## TO DO
• A. Rewrite the paragraph of the Mars radar article that begins "This is a nice story" as a short bulleted list that keeps its main facts.
• B. According to the Mars radar article, who drew the geologic map of the north pole that Mouginot and his coworkers used, and in what year?
• C. Continue the Mars radar article, starting after its last sentence.

## PAGE EXTRACT

++++++++++

MARSIS map of dielectric constant of Mars north pole with possible shorelines superimposed
MARSIS map of dielectric constant of Mars north pole with possible shorelines superimposed MARSIS map of dielectric constant of Mars north poleImage: Figure courtesy of J. Mouginot et al.

Now, it's hard to tell just by visual inspection whether or not the Clifford and Parker shoreline is really a better match for the dielectric constant distribution than the topographic map is. (The ancient shoreline, if it really was a shoreline, is no longer at a constant elevation thanks to geologic activity, like volcanism and associated uprising of Martian plateaus, that's happened in the billions of years since the putative ocean was there.) I assume that they did some kind of investigation that verified their statement that the shoreline is a better match than the topography, but they don't mention it in the paper.

So what does this mean? Here's the story that Mouginot and his coauthors tell.

The "Deuteronilus" shoreline...extends down to encompass the three main catchment areas of the large outflow channels that emanate from the southern highlands. The discharges associated with these outflow channels may have supplemented or covered any surviving frozen remnant of the original Noachian ocean and Hesperian volcanic deposits. It is likely that the episodic fluvial evolution of the northern plains resulted in a complex stratigraphy, consisting of massive ice deposits interbedded with layers of sediment and volcanic materials that may have been emplaced before the underlying ice had sublimed away.

This is a nice story, and it's nice that two separate lines of investigation (mapping putative ancient shorelines on photos and mapping a physical property of the subsurface rock) are consistent with the same story, but it's still not proof. Mouginot and his coworkers thought of one further way to poke at this story. They looked at a geologic map of the north pole drawn by Ken Tanaka and his coworkers in 2005, based upon photos from Viking, Mars Global Surveyor, and Mars Odyssey. The map identifies different kinds of surface materials that appear to be sedimentary (deposits from outflow channels, for instance), and other kinds that appear to be volcanic (like lava flows). Mouginot and his coworkers took each mapped unit from Tanaka's map and calculated an average dielectric constant for that unit. And they found that, indeed, areas throughout the polar regions that were mapped by Tanaka as being sedimentary displayed low dielectric constant, while areas that were mapped as volcanic (especially the ancient, Noachian ones) had high dielectric constant.

++++++++++

## SUPPLIED RECORDS
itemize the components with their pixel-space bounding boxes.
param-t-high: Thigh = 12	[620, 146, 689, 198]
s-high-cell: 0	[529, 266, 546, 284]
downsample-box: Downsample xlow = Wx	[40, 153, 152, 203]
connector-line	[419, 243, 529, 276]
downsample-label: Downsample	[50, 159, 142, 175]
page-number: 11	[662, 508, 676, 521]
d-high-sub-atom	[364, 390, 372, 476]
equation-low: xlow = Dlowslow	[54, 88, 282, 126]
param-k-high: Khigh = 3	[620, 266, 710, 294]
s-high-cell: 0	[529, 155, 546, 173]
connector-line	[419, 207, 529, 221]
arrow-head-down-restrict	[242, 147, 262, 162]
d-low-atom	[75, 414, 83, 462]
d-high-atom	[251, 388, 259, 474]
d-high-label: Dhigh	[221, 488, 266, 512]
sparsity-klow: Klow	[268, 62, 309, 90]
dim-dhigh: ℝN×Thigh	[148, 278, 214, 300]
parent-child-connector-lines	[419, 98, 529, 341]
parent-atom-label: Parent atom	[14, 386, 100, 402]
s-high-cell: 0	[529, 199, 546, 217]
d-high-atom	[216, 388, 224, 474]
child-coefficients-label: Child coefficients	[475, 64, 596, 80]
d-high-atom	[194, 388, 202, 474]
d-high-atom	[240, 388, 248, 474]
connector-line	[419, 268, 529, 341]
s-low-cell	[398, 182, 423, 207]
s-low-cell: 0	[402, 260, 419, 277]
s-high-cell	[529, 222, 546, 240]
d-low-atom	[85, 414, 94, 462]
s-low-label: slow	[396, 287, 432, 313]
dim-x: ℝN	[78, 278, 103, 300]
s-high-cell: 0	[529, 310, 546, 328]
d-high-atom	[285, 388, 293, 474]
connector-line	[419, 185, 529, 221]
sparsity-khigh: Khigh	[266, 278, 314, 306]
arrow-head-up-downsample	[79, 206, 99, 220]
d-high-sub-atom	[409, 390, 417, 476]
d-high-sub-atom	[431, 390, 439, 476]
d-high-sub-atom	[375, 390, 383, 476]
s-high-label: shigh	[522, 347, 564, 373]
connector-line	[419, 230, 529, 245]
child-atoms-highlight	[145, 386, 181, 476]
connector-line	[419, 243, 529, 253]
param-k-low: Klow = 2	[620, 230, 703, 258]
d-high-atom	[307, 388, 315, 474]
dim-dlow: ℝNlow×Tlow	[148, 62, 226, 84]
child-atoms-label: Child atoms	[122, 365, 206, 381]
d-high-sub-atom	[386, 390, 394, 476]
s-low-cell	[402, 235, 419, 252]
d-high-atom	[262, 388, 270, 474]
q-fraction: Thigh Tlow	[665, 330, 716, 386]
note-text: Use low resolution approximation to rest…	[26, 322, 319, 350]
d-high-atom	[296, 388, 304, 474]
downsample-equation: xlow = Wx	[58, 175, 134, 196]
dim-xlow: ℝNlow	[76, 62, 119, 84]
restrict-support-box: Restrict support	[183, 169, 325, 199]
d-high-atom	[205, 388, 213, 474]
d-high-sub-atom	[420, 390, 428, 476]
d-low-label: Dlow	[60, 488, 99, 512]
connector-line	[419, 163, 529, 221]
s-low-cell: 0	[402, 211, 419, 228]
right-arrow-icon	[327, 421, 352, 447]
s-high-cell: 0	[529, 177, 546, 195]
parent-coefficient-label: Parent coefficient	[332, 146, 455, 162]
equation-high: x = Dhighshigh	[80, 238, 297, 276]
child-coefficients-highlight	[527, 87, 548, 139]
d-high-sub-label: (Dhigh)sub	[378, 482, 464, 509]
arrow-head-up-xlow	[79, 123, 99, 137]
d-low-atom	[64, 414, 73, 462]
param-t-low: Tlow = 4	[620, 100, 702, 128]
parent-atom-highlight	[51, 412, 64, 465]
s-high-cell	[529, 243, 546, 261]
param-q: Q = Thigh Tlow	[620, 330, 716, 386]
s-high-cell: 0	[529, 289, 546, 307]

++++++++++

## TASK RESULTS
• A.
- Two separate lines of study fit the same story: shorelines mapped on photos and a physical property of the rock below the surface. This is still not proof.
- Mouginot and his coworkers tested the story in one more way. They used a 2005 geologic map of the north pole by Ken Tanaka and his coworkers, drawn from Viking, Mars Global Surveyor and Mars Odyssey photos.
- The map marks surface materials that look sedimentary, such as outflow channel deposits, and others that look volcanic, such as lava flows.
- The team worked out an average dielectric constant for each mapped unit.
- Areas mapped as sedimentary had low dielectric constant. Areas mapped as volcanic, especially the ancient Noachian ones, had high dielectric constant.

• B. Ken Tanaka and his coworkers drew it in 2005.

• C.
Taken together, we still haven't proven that Mars once had a vast northern ocean, but multiple lines of evidence are consistent with the story that such an ocean once existed. Can we learn anything more about that ocean from the dielectric constant that the MARSIS team measured? Mouginot said, let's assume that the sediments started out as solid volcanic rocks with a dielectric constant of 9, like those of the Tharsis volcanic rocks. A little modeling tells you that in order for them to presently have a dielectric constant of 4.5 -- the average value for the sediments within the modern north polar basin -- then the sediments have to have a porosity of about 35%. Or, if the low dielectric constant is because of the presence of ice, the sediments would have to consist of 60% ice by volume. There's no way that the MARSIS team can distinguish between these two, and the truth "may reflect contributions from both cases." So if there was an ocean, the MARSIS data can't tell us whether its water is still locked in sediments buried hundreds of meters underground, or if it sublimed away.

Phew! When I sat down to write this post I thought I was going to dispatch it pretty quickly, but here I am at 2500 words about a paper that probably wasn't much longer than that. Thanks for your patience. Anybody who's read this far gets a cookie!